--- Data for this task ---
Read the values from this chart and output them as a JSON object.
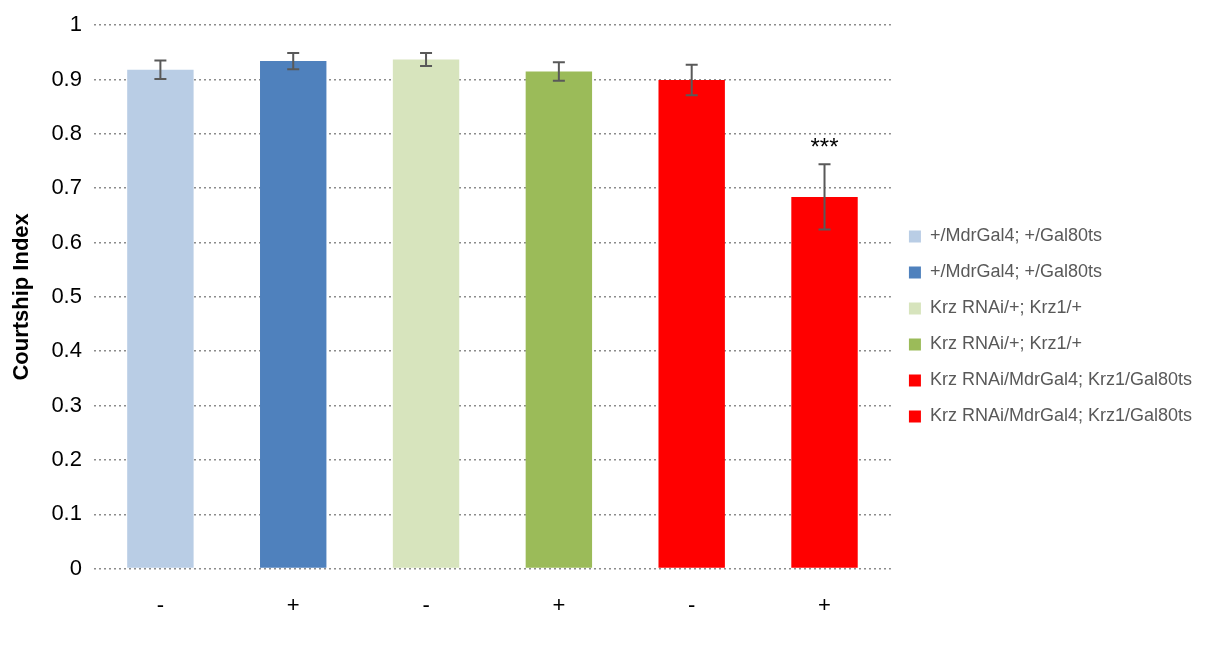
{
  "chart_data": {
    "type": "bar",
    "ylabel": "Courtship Index",
    "categories": [
      "-",
      "+",
      "-",
      "+",
      "-",
      "+"
    ],
    "series": [
      {
        "name": "+/MdrGal4; +/Gal80ts",
        "color": "#b9cde5",
        "values": [
          0.918,
          null,
          null,
          null,
          null,
          null
        ],
        "errors": [
          0.017,
          null,
          null,
          null,
          null,
          null
        ]
      },
      {
        "name": "+/MdrGal4; +/Gal80ts",
        "color": "#4f81bd",
        "values": [
          null,
          0.934,
          null,
          null,
          null,
          null
        ],
        "errors": [
          null,
          0.015,
          null,
          null,
          null,
          null
        ]
      },
      {
        "name": "Krz RNAi/+; Krz1/+",
        "color": "#d7e4bd",
        "values": [
          null,
          null,
          0.937,
          null,
          null,
          null
        ],
        "errors": [
          null,
          null,
          0.012,
          null,
          null,
          null
        ]
      },
      {
        "name": "Krz RNAi/+; Krz1/+",
        "color": "#9bbb59",
        "values": [
          null,
          null,
          null,
          0.915,
          null,
          null
        ],
        "errors": [
          null,
          null,
          null,
          0.017,
          null,
          null
        ]
      },
      {
        "name": "Krz RNAi/MdrGal4; Krz1/Gal80ts",
        "color": "#ff0000",
        "values": [
          null,
          null,
          null,
          null,
          0.899,
          null
        ],
        "errors": [
          null,
          null,
          null,
          null,
          0.028,
          null
        ]
      },
      {
        "name": "Krz RNAi/MdrGal4; Krz1/Gal80ts",
        "color": "#ff0000",
        "values": [
          null,
          null,
          null,
          null,
          null,
          0.684
        ],
        "errors": [
          null,
          null,
          null,
          null,
          null,
          0.06
        ]
      }
    ],
    "ylim": [
      0,
      1
    ],
    "yticks": [
      0,
      0.1,
      0.2,
      0.3,
      0.4,
      0.5,
      0.6,
      0.7,
      0.8,
      0.9,
      1
    ],
    "annotations": [
      "***"
    ],
    "grid": "y",
    "legend": "right"
  }
}
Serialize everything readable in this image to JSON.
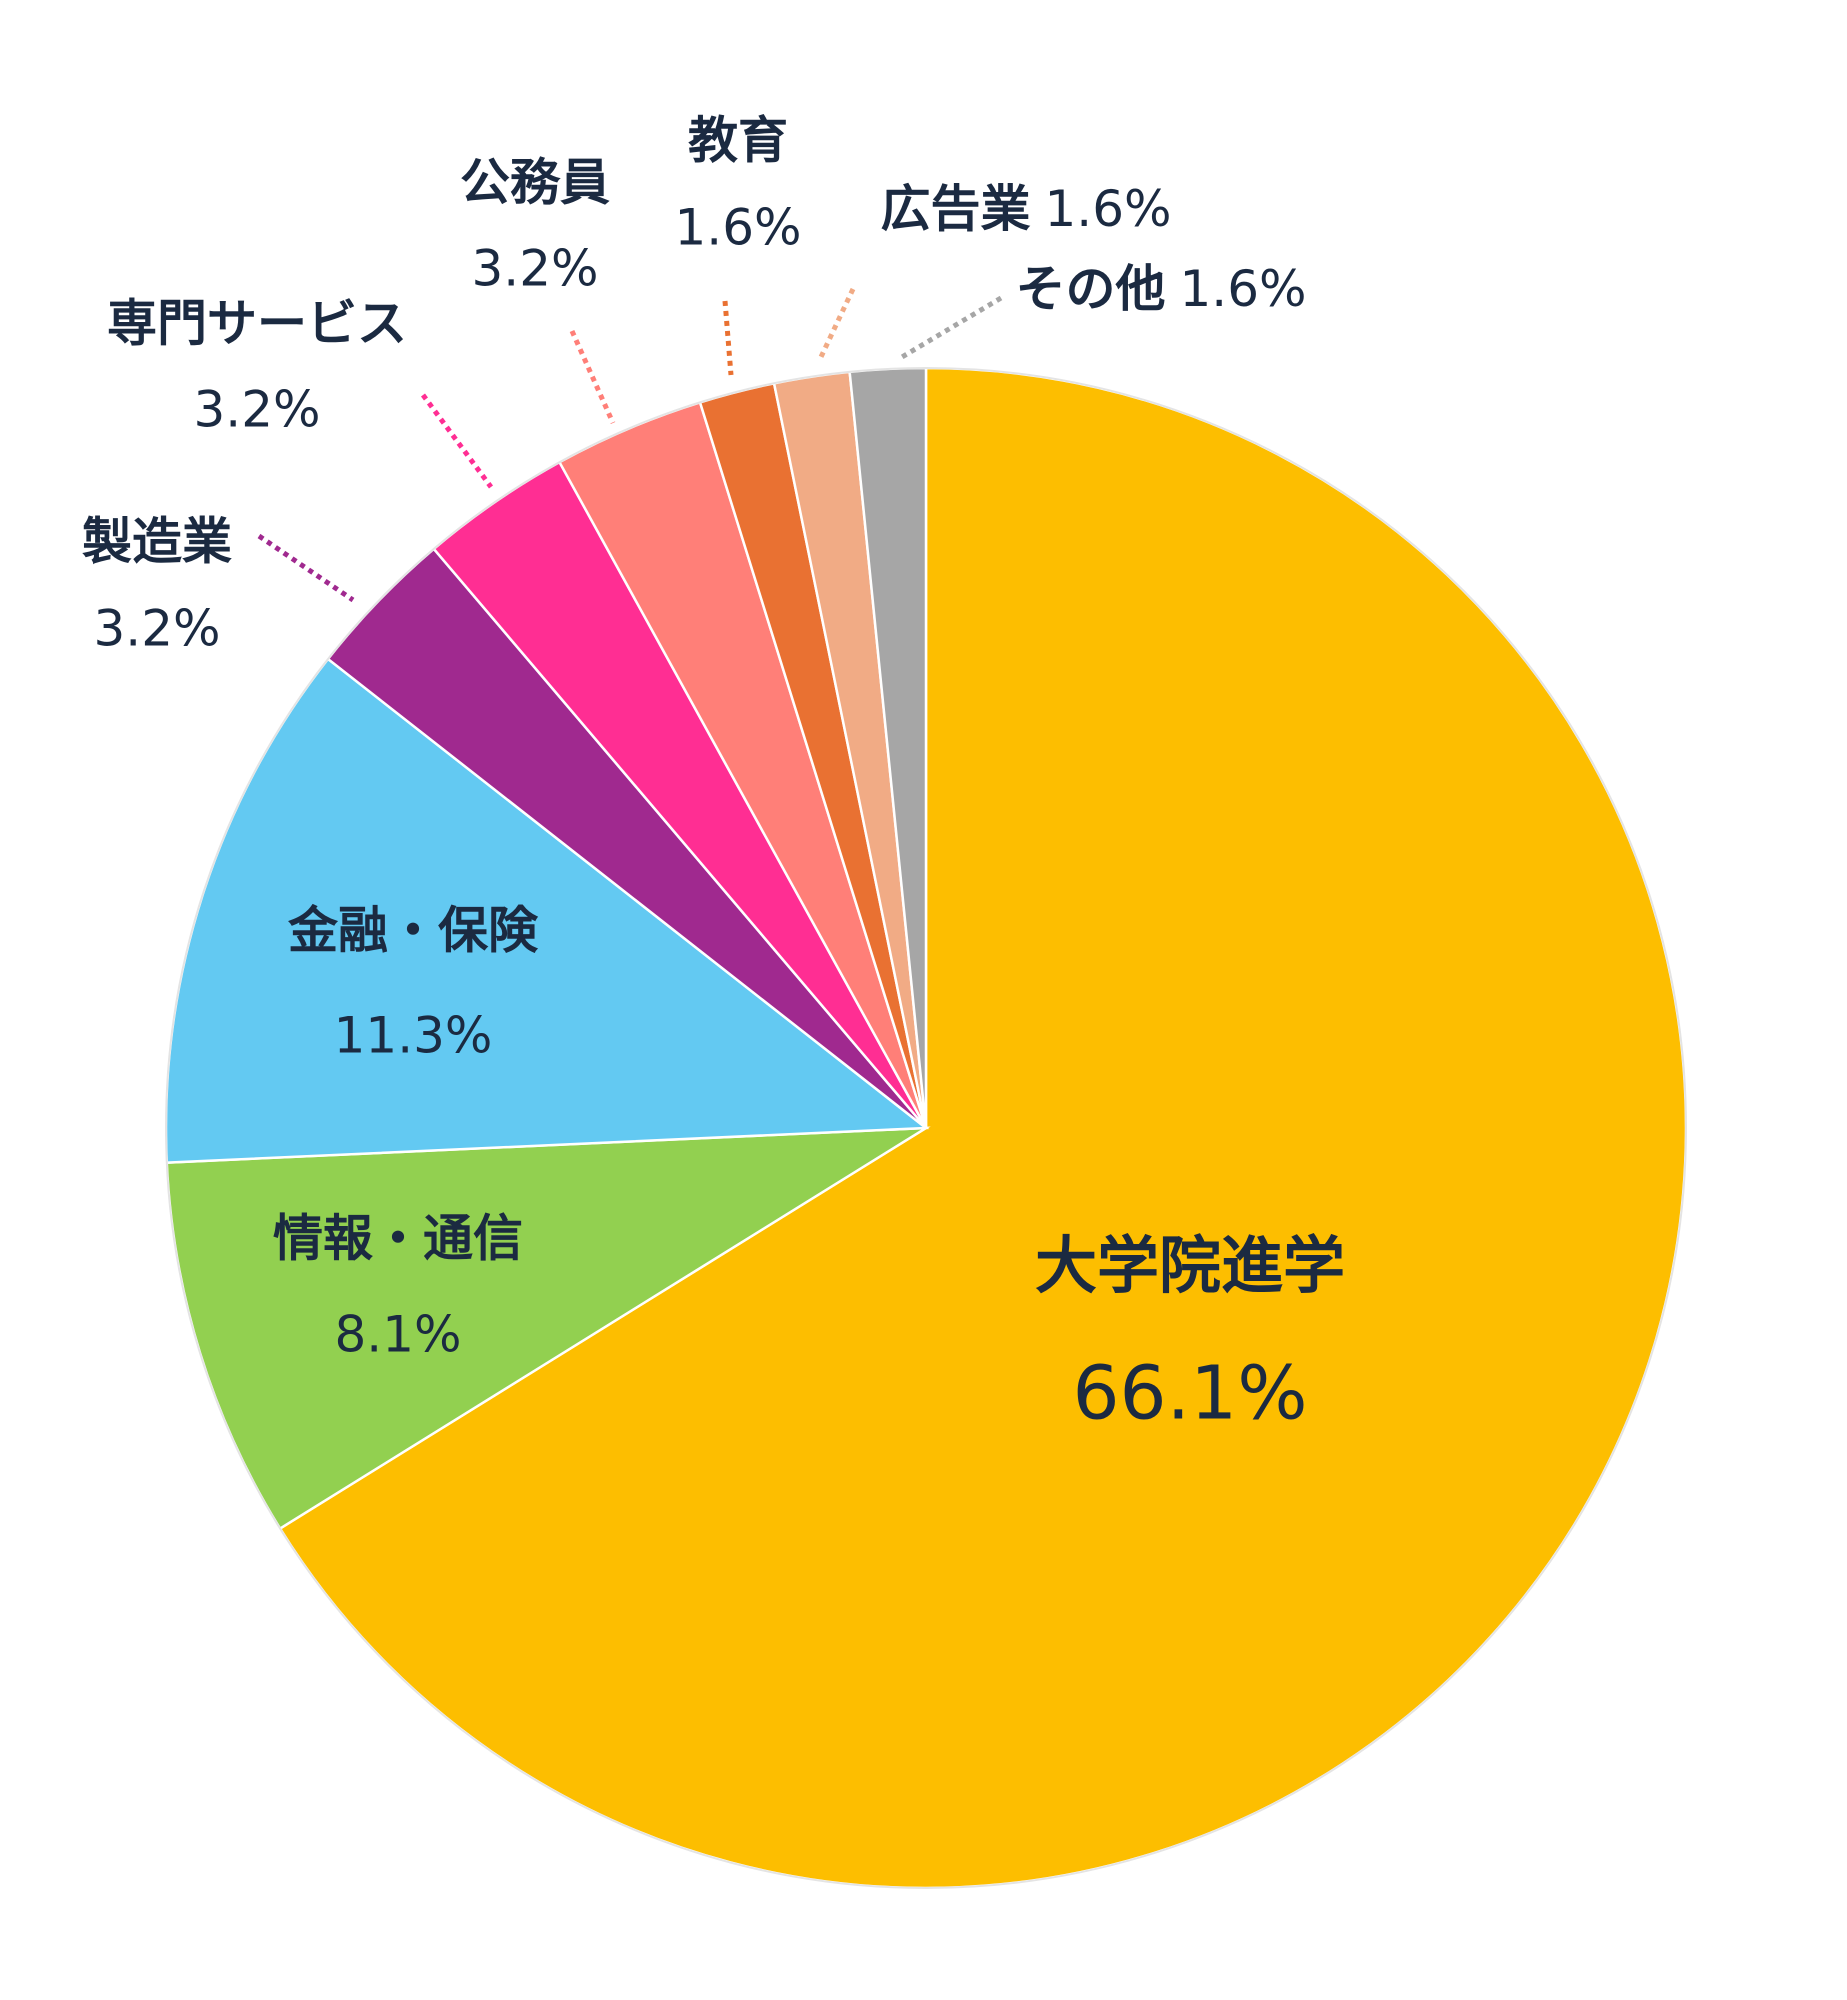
{
  "chart_data": {
    "type": "pie",
    "categories": [
      "大学院進学",
      "情報・通信",
      "金融・保険",
      "製造業",
      "専門サービス",
      "公務員",
      "教育",
      "広告業",
      "その他"
    ],
    "values": [
      66.1,
      8.1,
      11.3,
      3.2,
      3.2,
      3.2,
      1.6,
      1.6,
      1.6
    ],
    "value_labels": [
      "66.1%",
      "8.1%",
      "11.3%",
      "3.2%",
      "3.2%",
      "3.2%",
      "1.6%",
      "1.6%",
      "1.6%"
    ],
    "colors": [
      "#FDBE00",
      "#92D050",
      "#63C9F2",
      "#A0298F",
      "#FF2E93",
      "#FF7F78",
      "#E97132",
      "#F1AB85",
      "#A6A6A6"
    ]
  }
}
---
- **Given request**
With pictures left out, repeat exactly the lines from the line bearing "Serialize everything readable" through the final line of the records above.

- **Response to this task**
Serialize everything readable in this image to JSON.
{
  "chart_data": {
    "type": "pie",
    "categories": [
      "大学院進学",
      "情報・通信",
      "金融・保険",
      "製造業",
      "専門サービス",
      "公務員",
      "教育",
      "広告業",
      "その他"
    ],
    "values": [
      66.1,
      8.1,
      11.3,
      3.2,
      3.2,
      3.2,
      1.6,
      1.6,
      1.6
    ],
    "value_labels": [
      "66.1%",
      "8.1%",
      "11.3%",
      "3.2%",
      "3.2%",
      "3.2%",
      "1.6%",
      "1.6%",
      "1.6%"
    ],
    "colors": [
      "#FDBE00",
      "#92D050",
      "#63C9F2",
      "#A0298F",
      "#FF2E93",
      "#FF7F78",
      "#E97132",
      "#F1AB85",
      "#A6A6A6"
    ]
  }
}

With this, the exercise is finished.